** What is needed **
Could you output each line of the data that follows exactly?

** Records shown **
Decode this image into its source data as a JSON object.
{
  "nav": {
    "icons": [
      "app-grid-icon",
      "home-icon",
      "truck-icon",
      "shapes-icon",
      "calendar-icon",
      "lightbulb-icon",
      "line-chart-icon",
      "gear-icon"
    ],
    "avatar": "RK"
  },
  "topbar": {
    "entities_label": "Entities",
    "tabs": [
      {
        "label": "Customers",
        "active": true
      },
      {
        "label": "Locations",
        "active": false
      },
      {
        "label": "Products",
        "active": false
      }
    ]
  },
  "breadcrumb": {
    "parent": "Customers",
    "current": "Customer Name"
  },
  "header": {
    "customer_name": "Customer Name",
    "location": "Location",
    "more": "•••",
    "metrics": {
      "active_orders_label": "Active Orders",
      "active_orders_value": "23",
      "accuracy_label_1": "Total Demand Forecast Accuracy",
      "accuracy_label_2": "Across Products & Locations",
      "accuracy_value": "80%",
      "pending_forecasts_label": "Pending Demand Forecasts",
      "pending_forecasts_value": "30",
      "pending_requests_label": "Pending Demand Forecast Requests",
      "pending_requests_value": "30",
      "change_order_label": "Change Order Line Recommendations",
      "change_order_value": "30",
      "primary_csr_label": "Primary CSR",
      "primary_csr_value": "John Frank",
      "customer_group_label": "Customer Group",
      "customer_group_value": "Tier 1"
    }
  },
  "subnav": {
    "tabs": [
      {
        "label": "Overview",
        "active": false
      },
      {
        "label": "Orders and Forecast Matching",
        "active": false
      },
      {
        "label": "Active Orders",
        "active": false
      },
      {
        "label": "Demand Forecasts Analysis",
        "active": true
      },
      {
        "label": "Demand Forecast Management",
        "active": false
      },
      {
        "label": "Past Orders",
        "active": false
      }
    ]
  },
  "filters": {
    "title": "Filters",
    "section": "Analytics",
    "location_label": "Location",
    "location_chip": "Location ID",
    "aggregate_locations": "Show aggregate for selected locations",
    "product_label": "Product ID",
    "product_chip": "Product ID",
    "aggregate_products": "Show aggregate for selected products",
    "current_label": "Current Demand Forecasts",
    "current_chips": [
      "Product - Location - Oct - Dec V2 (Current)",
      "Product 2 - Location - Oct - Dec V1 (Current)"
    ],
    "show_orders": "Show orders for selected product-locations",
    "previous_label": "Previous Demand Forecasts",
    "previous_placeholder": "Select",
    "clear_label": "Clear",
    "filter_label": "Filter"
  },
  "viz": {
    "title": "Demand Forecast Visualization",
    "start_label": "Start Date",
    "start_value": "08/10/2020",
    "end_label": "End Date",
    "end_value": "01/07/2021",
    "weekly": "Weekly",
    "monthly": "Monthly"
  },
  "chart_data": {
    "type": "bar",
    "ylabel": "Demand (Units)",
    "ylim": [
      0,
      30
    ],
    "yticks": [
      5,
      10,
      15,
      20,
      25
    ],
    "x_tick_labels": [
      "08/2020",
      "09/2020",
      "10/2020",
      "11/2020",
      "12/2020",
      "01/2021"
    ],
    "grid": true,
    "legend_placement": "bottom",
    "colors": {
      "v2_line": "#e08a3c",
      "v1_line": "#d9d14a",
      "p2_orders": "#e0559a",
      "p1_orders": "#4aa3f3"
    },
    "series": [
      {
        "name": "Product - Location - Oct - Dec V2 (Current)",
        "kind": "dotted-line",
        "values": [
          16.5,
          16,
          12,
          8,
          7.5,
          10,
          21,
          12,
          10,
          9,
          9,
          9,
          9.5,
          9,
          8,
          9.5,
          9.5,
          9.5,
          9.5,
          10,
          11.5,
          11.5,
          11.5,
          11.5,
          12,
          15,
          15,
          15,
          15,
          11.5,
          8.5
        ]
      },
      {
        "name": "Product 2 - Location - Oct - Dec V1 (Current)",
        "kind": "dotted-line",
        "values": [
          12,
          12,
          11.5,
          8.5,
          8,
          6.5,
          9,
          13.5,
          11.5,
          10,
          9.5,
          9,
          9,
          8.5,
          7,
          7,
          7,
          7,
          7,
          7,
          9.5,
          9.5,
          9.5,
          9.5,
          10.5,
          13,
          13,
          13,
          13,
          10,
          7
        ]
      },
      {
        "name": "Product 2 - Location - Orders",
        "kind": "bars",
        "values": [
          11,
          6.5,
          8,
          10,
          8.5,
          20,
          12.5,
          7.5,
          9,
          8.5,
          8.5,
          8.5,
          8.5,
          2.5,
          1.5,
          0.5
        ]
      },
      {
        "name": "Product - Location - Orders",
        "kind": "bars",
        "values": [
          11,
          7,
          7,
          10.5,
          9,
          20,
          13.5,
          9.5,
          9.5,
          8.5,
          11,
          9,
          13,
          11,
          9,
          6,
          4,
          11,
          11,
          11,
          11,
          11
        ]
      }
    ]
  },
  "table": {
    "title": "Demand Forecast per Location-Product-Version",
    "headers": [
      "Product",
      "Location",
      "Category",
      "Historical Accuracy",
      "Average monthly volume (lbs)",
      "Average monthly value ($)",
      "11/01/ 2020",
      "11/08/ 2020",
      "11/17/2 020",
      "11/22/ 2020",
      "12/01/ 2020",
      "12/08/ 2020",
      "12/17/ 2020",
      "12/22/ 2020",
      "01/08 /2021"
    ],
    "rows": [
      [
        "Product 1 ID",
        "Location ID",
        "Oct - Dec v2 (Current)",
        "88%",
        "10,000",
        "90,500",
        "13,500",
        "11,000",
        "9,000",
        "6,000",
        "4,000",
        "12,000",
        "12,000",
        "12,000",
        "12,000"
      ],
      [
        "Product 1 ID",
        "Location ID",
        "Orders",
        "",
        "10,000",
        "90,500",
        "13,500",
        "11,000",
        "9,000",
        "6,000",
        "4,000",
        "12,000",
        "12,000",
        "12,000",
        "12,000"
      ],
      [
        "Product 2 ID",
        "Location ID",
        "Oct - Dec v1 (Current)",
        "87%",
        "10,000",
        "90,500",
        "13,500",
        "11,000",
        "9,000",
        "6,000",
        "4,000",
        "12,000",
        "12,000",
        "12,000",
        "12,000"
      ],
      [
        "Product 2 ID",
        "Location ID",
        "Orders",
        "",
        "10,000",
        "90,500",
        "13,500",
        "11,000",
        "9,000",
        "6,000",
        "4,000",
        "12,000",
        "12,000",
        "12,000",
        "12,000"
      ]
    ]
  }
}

** Answer to the task **
Decode this image into its source data as a JSON object.
{
  "nav": {
    "icons": [
      "app-grid-icon",
      "home-icon",
      "truck-icon",
      "shapes-icon",
      "calendar-icon",
      "lightbulb-icon",
      "line-chart-icon",
      "gear-icon"
    ],
    "avatar": "RK"
  },
  "topbar": {
    "entities_label": "Entities",
    "tabs": [
      {
        "label": "Customers",
        "active": true
      },
      {
        "label": "Locations",
        "active": false
      },
      {
        "label": "Products",
        "active": false
      }
    ]
  },
  "breadcrumb": {
    "parent": "Customers",
    "current": "Customer Name"
  },
  "header": {
    "customer_name": "Customer Name",
    "location": "Location",
    "more": "•••",
    "metrics": {
      "active_orders_label": "Active Orders",
      "active_orders_value": "23",
      "accuracy_label_1": "Total Demand Forecast Accuracy",
      "accuracy_label_2": "Across Products & Locations",
      "accuracy_value": "80%",
      "pending_forecasts_label": "Pending Demand Forecasts",
      "pending_forecasts_value": "30",
      "pending_requests_label": "Pending Demand Forecast Requests",
      "pending_requests_value": "30",
      "change_order_label": "Change Order Line Recommendations",
      "change_order_value": "30",
      "primary_csr_label": "Primary CSR",
      "primary_csr_value": "John Frank",
      "customer_group_label": "Customer Group",
      "customer_group_value": "Tier 1"
    }
  },
  "subnav": {
    "tabs": [
      {
        "label": "Overview",
        "active": false
      },
      {
        "label": "Orders and Forecast Matching",
        "active": false
      },
      {
        "label": "Active Orders",
        "active": false
      },
      {
        "label": "Demand Forecasts Analysis",
        "active": true
      },
      {
        "label": "Demand Forecast Management",
        "active": false
      },
      {
        "label": "Past Orders",
        "active": false
      }
    ]
  },
  "filters": {
    "title": "Filters",
    "section": "Analytics",
    "location_label": "Location",
    "location_chip": "Location ID",
    "aggregate_locations": "Show aggregate for selected locations",
    "product_label": "Product ID",
    "product_chip": "Product ID",
    "aggregate_products": "Show aggregate for selected products",
    "current_label": "Current Demand Forecasts",
    "current_chips": [
      "Product - Location - Oct - Dec V2 (Current)",
      "Product 2 - Location - Oct - Dec V1 (Current)"
    ],
    "show_orders": "Show orders for selected product-locations",
    "previous_label": "Previous Demand Forecasts",
    "previous_placeholder": "Select",
    "clear_label": "Clear",
    "filter_label": "Filter"
  },
  "viz": {
    "title": "Demand Forecast Visualization",
    "start_label": "Start Date",
    "start_value": "08/10/2020",
    "end_label": "End Date",
    "end_value": "01/07/2021",
    "weekly": "Weekly",
    "monthly": "Monthly"
  },
  "chart_data": {
    "type": "bar",
    "ylabel": "Demand (Units)",
    "ylim": [
      0,
      30
    ],
    "yticks": [
      5,
      10,
      15,
      20,
      25
    ],
    "x_tick_labels": [
      "08/2020",
      "09/2020",
      "10/2020",
      "11/2020",
      "12/2020",
      "01/2021"
    ],
    "grid": true,
    "legend_placement": "bottom",
    "colors": {
      "v2_line": "#e08a3c",
      "v1_line": "#d9d14a",
      "p2_orders": "#e0559a",
      "p1_orders": "#4aa3f3"
    },
    "series": [
      {
        "name": "Product - Location - Oct - Dec V2 (Current)",
        "kind": "dotted-line",
        "values": [
          16.5,
          16,
          12,
          8,
          7.5,
          10,
          21,
          12,
          10,
          9,
          9,
          9,
          9.5,
          9,
          8,
          9.5,
          9.5,
          9.5,
          9.5,
          10,
          11.5,
          11.5,
          11.5,
          11.5,
          12,
          15,
          15,
          15,
          15,
          11.5,
          8.5
        ]
      },
      {
        "name": "Product 2 - Location - Oct - Dec V1 (Current)",
        "kind": "dotted-line",
        "values": [
          12,
          12,
          11.5,
          8.5,
          8,
          6.5,
          9,
          13.5,
          11.5,
          10,
          9.5,
          9,
          9,
          8.5,
          7,
          7,
          7,
          7,
          7,
          7,
          9.5,
          9.5,
          9.5,
          9.5,
          10.5,
          13,
          13,
          13,
          13,
          10,
          7
        ]
      },
      {
        "name": "Product 2 - Location - Orders",
        "kind": "bars",
        "values": [
          11,
          6.5,
          8,
          10,
          8.5,
          20,
          12.5,
          7.5,
          9,
          8.5,
          8.5,
          8.5,
          8.5,
          2.5,
          1.5,
          0.5
        ]
      },
      {
        "name": "Product - Location - Orders",
        "kind": "bars",
        "values": [
          11,
          7,
          7,
          10.5,
          9,
          20,
          13.5,
          9.5,
          9.5,
          8.5,
          11,
          9,
          13,
          11,
          9,
          6,
          4,
          11,
          11,
          11,
          11,
          11
        ]
      }
    ]
  },
  "table": {
    "title": "Demand Forecast per Location-Product-Version",
    "headers": [
      "Product",
      "Location",
      "Category",
      "Historical Accuracy",
      "Average monthly volume (lbs)",
      "Average monthly value ($)",
      "11/01/ 2020",
      "11/08/ 2020",
      "11/17/2 020",
      "11/22/ 2020",
      "12/01/ 2020",
      "12/08/ 2020",
      "12/17/ 2020",
      "12/22/ 2020",
      "01/08 /2021"
    ],
    "rows": [
      [
        "Product 1 ID",
        "Location ID",
        "Oct - Dec v2 (Current)",
        "88%",
        "10,000",
        "90,500",
        "13,500",
        "11,000",
        "9,000",
        "6,000",
        "4,000",
        "12,000",
        "12,000",
        "12,000",
        "12,000"
      ],
      [
        "Product 1 ID",
        "Location ID",
        "Orders",
        "",
        "10,000",
        "90,500",
        "13,500",
        "11,000",
        "9,000",
        "6,000",
        "4,000",
        "12,000",
        "12,000",
        "12,000",
        "12,000"
      ],
      [
        "Product 2 ID",
        "Location ID",
        "Oct - Dec v1 (Current)",
        "87%",
        "10,000",
        "90,500",
        "13,500",
        "11,000",
        "9,000",
        "6,000",
        "4,000",
        "12,000",
        "12,000",
        "12,000",
        "12,000"
      ],
      [
        "Product 2 ID",
        "Location ID",
        "Orders",
        "",
        "10,000",
        "90,500",
        "13,500",
        "11,000",
        "9,000",
        "6,000",
        "4,000",
        "12,000",
        "12,000",
        "12,000",
        "12,000"
      ]
    ]
  }
}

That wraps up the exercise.